[CONSIGNES]
A – Selon l'extrait, en quel mois et en quelle année les trois organisations ont-elles fusionné ?
B – Recopiez le passage de l'extrait situé entre « Sur l'ensemble des » et « une organisation pan-canadienne... », ces mots compris.
C – Dans l'extrait, quelles organisations ont fusionné pour former une nouvelle organisation trotskyste ?

[EXTRAIT]

▬▬▬▬▬▬

Tout cela constituait un rupture notable avec ce qu'était le GMR.
V. La fusion, la fondation de la LOR ou "on ne rattrape pas si
facilement le temps perdu"
En août 1977, le Groupe Marxiste Révolutionnaire, le Revolutionary
Marxist Group (groupe sympathisant de la IVième Internationale au Canada-anglais
avec lequel le GMR entretenait des liens étroits), et la League for
Socialist Action-Ligue Socialiste Ouvrière (section de la IV
Internationale) fusionnaient pour former une nouvelle organisation
trotskyste dans l'Etat canadien.
La grève générale pan-canadienne du 14 octobre 1976 marquait alors le
point culminant du mouvement gréviste dans l'Etat canadien, beaucoup plus
que l'annonce d'une nouvelle montée ouvrière, comme nous le pensions
encore. Le PQ prenait le pouvoir en 1976 introduisant une crise politique
d'ampleur dans l'Etat canadien. Des débats importants se développaient
dans le mouvement ouvrier: pour ou contre le tripartisme; pour ou contre
la participation aux sommets économiques; pour ou contre l'indépendance du
Québec; quelle place faire aux revendications des femmes...
Le renversement de tendance n'était pas encore clair. Le rejet du
mouvement syndical sur la défensive à partir du milieu des années 70
n'était pas apprécié encore correctement. Les mouvements de femmes
élargissait sa lutte pour l'avortement libre en 1977 et 1978. La
radicalisation féministe s'enracinait dans les syndicats. Le cours de la
situation offrait encore de bonnes possibilités de construire une
organisation révolutionnaire, du moins d'assurer une première accumulation
de militant-e-s. Les organisations mao-staliniennes en faisaient
d'ailleurs la preuve. Il était possible de construire une organisation
capable de devenir un véritable pôle d'attraction parmi les couches
militantes les plus radicalisées.
Sur l'ensemble des grandes questions, il y avait une convergence
politique avec la LSO: l'analyse de la situation politique, la nécessité
de la lutte pour le parti des travailleurs et des travailleuses;
l'importance à accorder à la lutte pour l'avortement libre; le travail à
faire dans le mouvement étudiant; la nécessité de s'attaquer à construire
une organisation pan-canadienne...

▬▬▬▬▬▬

[DONNÉES FOURNIES]
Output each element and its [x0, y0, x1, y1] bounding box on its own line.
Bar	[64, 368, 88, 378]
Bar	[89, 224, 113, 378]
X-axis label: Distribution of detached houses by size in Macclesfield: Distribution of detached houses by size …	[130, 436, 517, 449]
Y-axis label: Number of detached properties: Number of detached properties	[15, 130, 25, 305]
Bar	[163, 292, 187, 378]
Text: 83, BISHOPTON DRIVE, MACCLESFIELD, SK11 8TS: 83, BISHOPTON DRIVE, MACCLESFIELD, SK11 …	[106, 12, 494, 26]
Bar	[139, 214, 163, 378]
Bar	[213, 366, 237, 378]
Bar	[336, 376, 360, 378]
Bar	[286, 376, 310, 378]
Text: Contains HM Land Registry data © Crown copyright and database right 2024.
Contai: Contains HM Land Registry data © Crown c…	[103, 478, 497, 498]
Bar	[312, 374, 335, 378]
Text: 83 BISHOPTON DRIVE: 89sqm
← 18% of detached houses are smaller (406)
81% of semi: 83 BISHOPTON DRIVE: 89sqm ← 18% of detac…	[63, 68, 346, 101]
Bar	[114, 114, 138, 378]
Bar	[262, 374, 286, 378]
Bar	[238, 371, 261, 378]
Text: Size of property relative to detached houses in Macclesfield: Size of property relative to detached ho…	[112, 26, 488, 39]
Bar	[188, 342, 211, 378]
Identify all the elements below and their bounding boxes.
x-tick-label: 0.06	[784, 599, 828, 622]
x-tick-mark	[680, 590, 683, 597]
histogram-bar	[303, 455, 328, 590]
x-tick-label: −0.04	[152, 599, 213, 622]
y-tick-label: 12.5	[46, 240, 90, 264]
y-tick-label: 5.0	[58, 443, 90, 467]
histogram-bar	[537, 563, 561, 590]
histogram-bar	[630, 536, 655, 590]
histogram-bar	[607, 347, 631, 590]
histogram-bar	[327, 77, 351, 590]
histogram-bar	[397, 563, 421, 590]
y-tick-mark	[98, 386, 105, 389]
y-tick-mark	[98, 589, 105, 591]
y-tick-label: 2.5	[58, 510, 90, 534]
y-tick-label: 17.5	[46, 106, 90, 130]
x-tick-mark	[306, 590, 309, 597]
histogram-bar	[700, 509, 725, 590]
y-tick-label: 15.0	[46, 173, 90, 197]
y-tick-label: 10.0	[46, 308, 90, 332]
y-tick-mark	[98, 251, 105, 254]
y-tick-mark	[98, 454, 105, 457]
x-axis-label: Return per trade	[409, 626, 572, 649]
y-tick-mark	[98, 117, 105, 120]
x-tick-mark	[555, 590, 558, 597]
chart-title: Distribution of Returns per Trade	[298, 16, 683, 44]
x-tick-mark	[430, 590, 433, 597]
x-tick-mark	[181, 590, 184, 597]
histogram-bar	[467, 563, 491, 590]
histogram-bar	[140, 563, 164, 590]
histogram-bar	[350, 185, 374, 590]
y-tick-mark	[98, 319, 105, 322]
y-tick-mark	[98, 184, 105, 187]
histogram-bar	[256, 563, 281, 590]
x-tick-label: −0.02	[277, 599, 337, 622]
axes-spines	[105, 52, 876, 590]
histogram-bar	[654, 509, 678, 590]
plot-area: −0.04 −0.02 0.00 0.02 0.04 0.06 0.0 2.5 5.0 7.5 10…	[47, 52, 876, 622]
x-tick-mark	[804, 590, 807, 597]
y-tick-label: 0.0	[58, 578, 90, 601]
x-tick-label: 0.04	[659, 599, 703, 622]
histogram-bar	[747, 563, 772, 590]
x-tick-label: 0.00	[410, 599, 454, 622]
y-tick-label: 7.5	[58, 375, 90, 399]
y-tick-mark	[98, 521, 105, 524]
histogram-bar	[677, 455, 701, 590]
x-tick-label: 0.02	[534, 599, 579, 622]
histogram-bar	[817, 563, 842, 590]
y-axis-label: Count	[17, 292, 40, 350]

▬▬▬▬▬▬

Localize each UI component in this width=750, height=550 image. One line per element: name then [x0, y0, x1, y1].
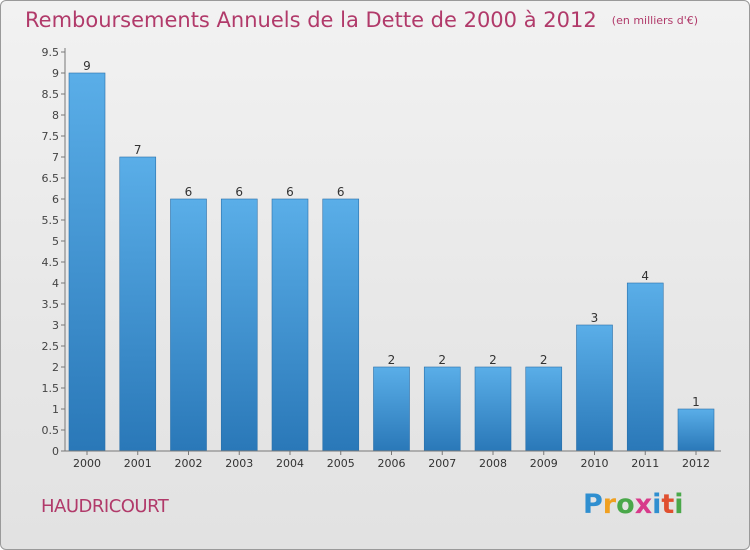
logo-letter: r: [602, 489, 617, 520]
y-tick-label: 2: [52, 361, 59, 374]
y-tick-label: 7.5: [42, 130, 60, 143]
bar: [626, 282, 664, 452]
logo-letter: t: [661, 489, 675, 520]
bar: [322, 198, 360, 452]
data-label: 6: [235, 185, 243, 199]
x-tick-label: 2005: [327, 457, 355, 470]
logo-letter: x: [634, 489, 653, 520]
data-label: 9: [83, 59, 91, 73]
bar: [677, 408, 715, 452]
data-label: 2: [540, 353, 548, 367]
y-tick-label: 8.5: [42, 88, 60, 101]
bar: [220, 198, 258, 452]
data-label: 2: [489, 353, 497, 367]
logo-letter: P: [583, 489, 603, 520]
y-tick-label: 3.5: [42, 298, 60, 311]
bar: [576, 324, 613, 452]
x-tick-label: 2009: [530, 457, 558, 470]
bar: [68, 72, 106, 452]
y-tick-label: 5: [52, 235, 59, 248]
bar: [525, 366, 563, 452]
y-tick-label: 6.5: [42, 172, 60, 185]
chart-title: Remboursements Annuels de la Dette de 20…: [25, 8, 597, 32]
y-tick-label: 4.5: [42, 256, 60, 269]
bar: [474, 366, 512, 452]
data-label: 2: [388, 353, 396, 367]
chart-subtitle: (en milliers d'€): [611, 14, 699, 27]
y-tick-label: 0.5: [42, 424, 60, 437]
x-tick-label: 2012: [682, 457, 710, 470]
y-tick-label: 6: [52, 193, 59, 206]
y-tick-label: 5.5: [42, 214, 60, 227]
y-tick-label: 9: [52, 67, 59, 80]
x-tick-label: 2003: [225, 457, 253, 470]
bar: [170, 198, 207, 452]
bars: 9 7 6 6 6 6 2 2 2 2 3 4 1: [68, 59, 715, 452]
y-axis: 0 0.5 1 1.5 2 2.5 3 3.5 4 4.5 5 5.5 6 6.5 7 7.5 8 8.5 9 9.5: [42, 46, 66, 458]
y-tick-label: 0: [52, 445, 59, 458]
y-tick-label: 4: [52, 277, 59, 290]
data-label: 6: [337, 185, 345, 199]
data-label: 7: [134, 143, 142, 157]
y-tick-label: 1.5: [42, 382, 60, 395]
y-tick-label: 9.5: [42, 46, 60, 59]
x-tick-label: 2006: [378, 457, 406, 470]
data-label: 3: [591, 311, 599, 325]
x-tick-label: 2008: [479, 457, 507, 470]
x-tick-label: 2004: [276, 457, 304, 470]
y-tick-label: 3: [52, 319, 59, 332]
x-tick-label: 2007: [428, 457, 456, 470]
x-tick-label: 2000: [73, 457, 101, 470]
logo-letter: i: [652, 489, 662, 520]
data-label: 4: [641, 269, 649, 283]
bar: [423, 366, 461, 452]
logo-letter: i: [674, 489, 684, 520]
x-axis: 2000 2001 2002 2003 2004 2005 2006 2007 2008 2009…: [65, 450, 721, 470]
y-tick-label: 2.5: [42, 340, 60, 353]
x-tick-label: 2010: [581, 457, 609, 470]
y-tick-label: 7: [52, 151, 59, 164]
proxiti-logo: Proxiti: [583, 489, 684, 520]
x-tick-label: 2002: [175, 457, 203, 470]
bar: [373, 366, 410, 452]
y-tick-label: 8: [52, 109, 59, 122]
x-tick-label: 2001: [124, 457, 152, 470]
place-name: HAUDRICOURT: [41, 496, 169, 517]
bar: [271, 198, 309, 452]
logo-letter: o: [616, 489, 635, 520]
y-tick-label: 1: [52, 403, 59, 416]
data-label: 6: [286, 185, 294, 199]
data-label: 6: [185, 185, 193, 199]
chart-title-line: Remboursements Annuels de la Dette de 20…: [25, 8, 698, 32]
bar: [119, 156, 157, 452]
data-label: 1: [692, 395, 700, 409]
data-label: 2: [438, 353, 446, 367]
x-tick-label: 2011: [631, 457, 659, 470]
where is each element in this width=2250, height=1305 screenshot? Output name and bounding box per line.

▬▬▬▬▬▬

[CORRIGÉ]
A – En août 1977.

B –
Sur l'ensemble des grandes questions, il y avait une convergence
politique avec la LSO: l'analyse de la situation politique, la nécessité
de la lutte pour le parti des travailleurs et des travailleuses;
l'importance à accorder à la lutte pour l'avortement libre; le travail à
faire dans le mouvement étudiant; la nécessité de s'attaquer à construire
une organisation pan-canadienne...

C –
- le Groupe Marxiste Révolutionnaire
- le Revolutionary Marxist Group
- la League for Socialist Action-Ligue Socialiste Ouvrière